> [Documento de origem]
COMENTÁRIO LITÚRGICO – 30º DOMINGO
COMUM – O MAIOR MANDAMENTO – 29.10.2017
Caros Leitores,
Na liturgia deste 30º domingo comum, o
tema central enfoca a questão do maior mandamento da lei divina.
Desde a antiguidade bíblica, o profeta Moisés apresentou ao povo
hebreu a lista com os mandamentos, isto é, com as determinações
divinas para serem por eles cumpridas. O primeiro da lista é
exatamente o amor de Deus, conforme consta em Êxodo cap.20 e com
mais detalhes em Deuteronômio 6,5. No Antigo Testamento, eles são
listados em número de dez. No evangelho, Jesus os resume a dois. E
Santo Agostinho, nos seus comentários bíblicos, resume a um só:
ama e faze o que quiseres.

> [Material fornecido]
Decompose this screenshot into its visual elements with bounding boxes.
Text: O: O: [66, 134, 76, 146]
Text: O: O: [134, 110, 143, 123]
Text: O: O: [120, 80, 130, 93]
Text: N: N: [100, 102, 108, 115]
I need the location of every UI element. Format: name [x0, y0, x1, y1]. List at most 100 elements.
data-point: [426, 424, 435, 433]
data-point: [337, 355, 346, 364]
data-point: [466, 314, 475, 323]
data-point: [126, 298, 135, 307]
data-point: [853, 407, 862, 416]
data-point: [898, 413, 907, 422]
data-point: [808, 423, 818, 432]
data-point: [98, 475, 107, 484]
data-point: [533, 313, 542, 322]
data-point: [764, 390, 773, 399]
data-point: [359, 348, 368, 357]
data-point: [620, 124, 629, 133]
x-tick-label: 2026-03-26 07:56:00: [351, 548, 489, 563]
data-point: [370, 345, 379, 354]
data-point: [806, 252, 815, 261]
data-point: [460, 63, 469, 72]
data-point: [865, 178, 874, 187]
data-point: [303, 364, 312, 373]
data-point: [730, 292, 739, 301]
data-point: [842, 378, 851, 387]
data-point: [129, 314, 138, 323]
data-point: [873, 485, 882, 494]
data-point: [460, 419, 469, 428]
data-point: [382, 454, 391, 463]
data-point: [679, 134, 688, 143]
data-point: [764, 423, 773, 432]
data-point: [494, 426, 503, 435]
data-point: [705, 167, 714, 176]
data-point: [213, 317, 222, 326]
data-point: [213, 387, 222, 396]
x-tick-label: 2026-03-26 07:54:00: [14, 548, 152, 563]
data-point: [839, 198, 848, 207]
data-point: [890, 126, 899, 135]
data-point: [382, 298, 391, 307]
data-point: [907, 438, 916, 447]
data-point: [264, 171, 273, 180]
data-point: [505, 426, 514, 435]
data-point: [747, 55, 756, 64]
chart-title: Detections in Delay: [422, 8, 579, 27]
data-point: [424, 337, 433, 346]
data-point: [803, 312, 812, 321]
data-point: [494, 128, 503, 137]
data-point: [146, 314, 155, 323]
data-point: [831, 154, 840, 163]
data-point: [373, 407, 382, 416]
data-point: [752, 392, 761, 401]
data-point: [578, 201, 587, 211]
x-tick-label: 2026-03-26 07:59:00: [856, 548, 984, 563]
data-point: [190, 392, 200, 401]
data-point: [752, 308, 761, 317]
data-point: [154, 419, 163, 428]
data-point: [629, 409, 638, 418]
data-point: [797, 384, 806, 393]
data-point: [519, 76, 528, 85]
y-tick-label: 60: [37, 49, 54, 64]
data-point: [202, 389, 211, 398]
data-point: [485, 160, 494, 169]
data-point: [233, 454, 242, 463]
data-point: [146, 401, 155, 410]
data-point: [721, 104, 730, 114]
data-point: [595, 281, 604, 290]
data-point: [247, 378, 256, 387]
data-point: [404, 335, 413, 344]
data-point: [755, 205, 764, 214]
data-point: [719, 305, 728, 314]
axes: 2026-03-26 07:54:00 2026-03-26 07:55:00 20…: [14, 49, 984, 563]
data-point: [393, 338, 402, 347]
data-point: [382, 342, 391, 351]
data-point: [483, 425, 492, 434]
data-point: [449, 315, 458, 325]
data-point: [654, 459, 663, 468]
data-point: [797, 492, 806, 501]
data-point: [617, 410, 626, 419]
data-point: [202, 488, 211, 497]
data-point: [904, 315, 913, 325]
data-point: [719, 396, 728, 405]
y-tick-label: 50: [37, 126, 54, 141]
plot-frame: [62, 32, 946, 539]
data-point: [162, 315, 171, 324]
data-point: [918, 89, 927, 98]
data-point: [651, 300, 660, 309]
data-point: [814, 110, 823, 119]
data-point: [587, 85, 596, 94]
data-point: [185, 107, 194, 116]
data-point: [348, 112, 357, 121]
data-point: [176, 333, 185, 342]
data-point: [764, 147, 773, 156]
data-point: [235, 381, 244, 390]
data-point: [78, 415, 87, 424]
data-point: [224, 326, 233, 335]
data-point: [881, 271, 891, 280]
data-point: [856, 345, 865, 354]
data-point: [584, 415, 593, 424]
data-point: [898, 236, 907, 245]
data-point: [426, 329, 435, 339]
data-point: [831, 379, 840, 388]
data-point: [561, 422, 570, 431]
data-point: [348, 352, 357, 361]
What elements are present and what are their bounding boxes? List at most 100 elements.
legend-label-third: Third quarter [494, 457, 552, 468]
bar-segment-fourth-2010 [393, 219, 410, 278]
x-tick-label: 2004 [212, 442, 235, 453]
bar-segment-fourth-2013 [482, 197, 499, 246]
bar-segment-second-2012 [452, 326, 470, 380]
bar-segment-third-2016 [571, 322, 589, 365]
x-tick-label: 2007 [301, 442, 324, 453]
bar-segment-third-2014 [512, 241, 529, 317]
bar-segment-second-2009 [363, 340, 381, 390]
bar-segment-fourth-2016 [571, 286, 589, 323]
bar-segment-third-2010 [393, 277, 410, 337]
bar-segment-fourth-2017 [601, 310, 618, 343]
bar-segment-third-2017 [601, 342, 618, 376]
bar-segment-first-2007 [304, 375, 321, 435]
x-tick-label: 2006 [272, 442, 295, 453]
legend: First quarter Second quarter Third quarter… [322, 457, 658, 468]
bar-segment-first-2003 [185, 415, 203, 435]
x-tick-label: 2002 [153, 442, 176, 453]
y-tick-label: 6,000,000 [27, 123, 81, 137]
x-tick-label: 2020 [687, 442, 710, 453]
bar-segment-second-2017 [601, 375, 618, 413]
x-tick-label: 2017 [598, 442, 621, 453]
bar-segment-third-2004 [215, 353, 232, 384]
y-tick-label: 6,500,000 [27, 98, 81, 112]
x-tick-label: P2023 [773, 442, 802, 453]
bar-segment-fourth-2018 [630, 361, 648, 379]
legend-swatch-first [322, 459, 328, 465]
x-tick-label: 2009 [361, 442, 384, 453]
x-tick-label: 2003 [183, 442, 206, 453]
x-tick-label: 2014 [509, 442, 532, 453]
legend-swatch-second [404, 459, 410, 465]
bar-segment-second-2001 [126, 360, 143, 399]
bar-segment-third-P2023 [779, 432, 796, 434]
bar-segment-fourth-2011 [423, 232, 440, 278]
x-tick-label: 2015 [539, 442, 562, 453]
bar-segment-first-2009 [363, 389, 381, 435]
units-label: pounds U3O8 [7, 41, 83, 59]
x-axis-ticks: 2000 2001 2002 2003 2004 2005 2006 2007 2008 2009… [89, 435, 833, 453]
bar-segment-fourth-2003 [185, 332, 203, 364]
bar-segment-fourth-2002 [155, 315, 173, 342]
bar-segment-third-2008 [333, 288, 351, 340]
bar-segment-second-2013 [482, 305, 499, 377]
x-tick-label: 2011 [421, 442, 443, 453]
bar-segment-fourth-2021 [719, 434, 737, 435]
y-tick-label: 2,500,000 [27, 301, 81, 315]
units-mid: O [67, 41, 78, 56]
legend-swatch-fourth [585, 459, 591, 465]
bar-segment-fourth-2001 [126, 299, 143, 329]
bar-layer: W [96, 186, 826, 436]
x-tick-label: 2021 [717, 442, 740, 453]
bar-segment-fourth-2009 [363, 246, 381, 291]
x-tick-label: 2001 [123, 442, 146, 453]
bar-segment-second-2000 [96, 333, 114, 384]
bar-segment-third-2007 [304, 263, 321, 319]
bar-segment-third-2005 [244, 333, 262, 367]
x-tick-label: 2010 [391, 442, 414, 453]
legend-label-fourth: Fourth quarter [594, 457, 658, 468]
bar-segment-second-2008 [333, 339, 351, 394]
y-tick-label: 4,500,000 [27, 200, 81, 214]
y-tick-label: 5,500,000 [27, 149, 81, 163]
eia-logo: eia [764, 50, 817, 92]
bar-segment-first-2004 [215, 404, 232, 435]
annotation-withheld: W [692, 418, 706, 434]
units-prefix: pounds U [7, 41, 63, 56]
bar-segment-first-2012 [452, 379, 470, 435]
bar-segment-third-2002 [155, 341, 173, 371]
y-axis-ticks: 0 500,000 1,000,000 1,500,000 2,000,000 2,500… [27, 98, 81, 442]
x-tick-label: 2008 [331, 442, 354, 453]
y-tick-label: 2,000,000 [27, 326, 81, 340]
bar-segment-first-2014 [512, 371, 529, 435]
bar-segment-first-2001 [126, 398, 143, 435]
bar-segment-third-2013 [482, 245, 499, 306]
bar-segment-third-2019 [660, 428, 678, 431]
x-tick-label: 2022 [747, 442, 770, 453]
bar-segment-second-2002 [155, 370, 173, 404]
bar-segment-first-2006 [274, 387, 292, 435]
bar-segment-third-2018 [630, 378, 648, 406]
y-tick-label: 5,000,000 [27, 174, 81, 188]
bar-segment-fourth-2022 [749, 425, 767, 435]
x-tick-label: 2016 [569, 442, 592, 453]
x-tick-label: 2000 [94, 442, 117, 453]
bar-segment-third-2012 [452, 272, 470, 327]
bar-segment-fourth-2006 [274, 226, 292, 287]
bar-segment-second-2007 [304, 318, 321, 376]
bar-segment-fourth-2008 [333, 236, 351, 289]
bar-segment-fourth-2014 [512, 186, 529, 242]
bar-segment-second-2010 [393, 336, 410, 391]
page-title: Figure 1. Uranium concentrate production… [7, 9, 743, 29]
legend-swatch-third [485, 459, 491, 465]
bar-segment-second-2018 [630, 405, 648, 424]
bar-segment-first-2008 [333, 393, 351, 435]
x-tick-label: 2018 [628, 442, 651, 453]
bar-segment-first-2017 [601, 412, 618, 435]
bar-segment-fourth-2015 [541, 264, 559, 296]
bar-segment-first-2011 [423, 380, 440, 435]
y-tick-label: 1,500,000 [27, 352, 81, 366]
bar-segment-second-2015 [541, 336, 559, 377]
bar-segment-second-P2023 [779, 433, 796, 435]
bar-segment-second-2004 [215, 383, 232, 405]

> [Tarefas propostas]
**1)** Diga se cada afirmação abaixo está de acordo com o comentário litúrgico, respondendo sim ou não e citando literalmente as palavras do texto que decidem a questão.
(a) Moisés apresentou ao povo hebreu a lista dos mandamentos.
(b) No Antigo Testamento, os mandamentos são listados em número de doze.
(c) Santo Agostinho resume os mandamentos a dois.
**2)** Enumere todas as quantidades de mandamentos citadas no comentário litúrgico e indique a quem ou a que cada uma é atribuída.

> [Respostas às tarefas]
**1)**
(a) Sim: "o profeta Moisés apresentou ao povo hebreu a lista com os mandamentos".
(b) Não: "No Antigo Testamento, eles são listados em número de dez."
(c) Não: "E Santo Agostinho, nos seus comentários bíblicos, resume a um só: ama e faze o que quiseres."

**2)**
- Dez: o Antigo Testamento.
- Dois: Jesus, no evangelho.
- Um só: Santo Agostinho, nos seus comentários bíblicos.